Task requirements: Check every line below for the word "Convert" and give only the number of lines where it appears.

Figure dataset records:
■ ■ ■ ■ ■
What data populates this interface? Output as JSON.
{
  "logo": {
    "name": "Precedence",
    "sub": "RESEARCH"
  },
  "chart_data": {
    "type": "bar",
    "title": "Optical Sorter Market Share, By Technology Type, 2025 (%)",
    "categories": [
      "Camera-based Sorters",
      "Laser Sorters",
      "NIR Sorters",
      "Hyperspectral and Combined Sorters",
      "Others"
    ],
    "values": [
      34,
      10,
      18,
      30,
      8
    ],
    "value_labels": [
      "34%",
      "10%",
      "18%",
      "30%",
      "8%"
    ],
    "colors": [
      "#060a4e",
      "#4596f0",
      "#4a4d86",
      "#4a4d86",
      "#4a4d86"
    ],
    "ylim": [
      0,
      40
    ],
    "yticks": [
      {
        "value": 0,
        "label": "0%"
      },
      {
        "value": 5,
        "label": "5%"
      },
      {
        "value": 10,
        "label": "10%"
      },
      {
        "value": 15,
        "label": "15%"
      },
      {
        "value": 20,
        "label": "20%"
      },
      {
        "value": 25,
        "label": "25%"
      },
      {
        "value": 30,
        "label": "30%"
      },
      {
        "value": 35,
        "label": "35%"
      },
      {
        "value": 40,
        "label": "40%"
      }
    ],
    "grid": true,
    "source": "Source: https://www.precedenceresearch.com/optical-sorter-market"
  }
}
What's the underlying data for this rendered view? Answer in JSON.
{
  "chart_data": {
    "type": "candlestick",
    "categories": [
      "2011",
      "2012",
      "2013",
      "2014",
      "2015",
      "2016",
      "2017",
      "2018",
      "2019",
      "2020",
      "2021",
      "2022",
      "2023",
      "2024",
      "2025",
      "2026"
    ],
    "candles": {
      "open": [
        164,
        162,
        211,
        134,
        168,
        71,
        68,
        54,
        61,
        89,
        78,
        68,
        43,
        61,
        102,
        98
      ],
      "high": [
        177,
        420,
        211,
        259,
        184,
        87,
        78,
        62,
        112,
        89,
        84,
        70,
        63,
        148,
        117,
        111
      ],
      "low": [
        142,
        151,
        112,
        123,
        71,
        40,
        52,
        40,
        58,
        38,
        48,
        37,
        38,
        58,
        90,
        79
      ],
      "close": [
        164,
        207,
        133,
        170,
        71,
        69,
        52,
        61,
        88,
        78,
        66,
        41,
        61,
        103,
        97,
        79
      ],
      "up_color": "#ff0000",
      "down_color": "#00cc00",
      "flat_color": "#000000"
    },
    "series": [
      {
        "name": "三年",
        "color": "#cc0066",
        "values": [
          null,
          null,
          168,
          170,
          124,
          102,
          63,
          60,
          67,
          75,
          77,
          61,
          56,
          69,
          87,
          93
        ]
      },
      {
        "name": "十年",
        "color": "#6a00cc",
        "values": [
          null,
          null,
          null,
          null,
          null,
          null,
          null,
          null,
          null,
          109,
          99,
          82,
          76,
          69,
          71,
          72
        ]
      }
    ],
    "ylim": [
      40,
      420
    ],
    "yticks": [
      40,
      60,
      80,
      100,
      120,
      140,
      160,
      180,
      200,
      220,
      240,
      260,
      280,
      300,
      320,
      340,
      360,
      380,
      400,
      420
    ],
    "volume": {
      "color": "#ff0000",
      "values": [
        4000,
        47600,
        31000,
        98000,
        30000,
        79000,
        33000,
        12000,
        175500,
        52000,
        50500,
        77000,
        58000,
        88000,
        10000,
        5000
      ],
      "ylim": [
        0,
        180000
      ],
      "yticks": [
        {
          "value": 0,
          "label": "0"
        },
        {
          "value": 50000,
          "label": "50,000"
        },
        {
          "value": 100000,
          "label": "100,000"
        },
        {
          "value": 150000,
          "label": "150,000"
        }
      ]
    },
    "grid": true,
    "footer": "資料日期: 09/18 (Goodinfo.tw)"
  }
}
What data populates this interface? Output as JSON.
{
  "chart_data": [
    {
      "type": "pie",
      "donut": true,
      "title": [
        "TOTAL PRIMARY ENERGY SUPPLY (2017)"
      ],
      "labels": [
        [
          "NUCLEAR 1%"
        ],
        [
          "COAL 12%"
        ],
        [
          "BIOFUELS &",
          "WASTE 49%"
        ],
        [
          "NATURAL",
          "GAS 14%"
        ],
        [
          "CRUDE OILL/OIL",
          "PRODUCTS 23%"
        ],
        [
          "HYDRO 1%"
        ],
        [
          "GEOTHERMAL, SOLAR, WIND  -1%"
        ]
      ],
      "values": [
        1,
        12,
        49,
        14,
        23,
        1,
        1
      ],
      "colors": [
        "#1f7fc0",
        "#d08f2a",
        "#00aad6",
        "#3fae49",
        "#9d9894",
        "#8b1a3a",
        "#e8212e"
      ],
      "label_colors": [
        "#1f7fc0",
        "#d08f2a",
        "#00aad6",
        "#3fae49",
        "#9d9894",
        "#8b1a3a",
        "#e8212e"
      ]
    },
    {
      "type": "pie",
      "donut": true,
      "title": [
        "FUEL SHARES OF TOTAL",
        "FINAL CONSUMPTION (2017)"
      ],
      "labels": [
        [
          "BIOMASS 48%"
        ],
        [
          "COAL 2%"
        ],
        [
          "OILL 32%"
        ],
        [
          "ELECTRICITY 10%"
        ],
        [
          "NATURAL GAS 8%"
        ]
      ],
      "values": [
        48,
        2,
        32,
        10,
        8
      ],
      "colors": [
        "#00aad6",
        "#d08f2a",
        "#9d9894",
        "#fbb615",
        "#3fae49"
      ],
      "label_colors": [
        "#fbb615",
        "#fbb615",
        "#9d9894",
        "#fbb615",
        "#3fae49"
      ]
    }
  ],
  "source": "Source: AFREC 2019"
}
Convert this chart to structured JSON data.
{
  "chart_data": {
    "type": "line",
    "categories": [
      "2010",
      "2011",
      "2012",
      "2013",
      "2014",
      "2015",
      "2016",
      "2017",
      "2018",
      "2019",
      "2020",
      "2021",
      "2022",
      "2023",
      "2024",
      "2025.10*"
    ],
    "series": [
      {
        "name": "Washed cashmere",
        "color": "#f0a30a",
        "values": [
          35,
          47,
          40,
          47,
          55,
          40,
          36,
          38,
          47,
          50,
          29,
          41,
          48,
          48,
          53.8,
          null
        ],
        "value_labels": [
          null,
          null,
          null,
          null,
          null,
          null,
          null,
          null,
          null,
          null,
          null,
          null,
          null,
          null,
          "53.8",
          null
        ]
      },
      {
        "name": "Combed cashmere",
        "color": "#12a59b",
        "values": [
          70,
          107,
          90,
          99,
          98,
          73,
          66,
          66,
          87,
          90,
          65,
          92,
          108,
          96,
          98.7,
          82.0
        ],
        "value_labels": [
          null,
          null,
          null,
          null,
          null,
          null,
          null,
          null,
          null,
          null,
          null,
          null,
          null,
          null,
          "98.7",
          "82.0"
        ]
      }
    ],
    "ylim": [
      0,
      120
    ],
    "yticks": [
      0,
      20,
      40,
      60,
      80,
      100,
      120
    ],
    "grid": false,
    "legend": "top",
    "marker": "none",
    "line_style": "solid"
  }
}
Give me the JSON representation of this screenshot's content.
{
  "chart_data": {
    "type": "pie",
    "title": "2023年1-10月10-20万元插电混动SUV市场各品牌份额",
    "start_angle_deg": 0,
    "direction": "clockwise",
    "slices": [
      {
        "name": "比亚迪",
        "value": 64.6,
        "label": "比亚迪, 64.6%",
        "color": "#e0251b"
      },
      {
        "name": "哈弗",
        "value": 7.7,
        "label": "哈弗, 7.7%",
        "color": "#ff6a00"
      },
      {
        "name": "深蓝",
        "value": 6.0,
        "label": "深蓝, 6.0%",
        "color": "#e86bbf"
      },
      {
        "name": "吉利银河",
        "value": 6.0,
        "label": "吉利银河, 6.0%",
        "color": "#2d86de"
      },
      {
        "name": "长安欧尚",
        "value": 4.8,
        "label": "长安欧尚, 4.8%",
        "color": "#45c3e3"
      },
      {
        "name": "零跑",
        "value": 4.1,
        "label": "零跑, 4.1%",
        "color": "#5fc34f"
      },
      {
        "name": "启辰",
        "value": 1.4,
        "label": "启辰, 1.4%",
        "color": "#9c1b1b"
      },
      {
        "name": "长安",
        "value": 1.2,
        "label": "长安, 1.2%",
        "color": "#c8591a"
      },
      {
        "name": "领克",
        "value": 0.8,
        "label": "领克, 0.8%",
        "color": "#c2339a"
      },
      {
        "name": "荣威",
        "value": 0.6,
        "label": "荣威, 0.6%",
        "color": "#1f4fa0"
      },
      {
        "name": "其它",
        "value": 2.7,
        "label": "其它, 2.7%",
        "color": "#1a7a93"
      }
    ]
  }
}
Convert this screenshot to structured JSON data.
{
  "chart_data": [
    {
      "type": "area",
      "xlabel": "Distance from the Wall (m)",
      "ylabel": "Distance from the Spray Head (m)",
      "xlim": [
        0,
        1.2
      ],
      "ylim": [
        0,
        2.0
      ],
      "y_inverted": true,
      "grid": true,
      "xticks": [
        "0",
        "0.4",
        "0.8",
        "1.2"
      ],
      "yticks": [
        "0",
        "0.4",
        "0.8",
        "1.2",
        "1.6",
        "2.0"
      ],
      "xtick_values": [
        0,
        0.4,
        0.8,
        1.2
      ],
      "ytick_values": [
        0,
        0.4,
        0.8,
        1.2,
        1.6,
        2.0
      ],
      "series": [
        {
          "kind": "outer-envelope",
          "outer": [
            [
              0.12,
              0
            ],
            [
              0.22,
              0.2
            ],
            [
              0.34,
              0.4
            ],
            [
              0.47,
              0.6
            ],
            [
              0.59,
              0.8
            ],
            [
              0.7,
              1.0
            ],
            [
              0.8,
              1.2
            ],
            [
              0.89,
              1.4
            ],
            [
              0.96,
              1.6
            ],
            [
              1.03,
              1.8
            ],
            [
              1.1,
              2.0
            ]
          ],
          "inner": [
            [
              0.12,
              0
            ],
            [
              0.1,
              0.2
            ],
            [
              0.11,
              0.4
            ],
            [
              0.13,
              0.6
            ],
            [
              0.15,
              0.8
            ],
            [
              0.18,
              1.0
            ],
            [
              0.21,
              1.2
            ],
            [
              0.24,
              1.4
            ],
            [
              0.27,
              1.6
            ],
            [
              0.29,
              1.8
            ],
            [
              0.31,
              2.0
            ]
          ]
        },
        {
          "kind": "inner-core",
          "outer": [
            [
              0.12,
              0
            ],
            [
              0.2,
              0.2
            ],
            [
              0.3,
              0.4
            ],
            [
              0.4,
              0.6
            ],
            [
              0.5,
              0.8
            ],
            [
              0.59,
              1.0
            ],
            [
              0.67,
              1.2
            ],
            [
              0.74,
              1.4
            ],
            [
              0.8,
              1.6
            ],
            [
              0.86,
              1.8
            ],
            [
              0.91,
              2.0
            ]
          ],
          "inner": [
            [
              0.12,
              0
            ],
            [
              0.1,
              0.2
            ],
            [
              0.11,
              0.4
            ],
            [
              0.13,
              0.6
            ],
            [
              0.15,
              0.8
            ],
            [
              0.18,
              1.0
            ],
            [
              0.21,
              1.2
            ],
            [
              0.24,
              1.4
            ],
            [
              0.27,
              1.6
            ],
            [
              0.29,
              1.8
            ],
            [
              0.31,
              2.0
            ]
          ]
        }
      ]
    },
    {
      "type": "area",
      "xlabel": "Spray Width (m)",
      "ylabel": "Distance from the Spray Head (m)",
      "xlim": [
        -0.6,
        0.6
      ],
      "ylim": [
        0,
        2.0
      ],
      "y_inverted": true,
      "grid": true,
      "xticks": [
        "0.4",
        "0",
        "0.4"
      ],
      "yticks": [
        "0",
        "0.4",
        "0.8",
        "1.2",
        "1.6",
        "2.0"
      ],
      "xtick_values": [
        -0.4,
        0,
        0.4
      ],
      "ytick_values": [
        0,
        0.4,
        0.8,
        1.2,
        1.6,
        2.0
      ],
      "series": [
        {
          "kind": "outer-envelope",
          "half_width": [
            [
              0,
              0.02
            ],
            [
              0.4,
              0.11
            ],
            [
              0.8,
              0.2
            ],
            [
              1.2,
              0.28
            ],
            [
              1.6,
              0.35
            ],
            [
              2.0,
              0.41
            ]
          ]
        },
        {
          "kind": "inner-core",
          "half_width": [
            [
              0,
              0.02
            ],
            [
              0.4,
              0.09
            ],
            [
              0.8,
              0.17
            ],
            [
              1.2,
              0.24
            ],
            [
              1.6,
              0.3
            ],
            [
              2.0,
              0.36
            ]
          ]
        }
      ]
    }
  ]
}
■ ■ ■ ■ ■
The solution: 2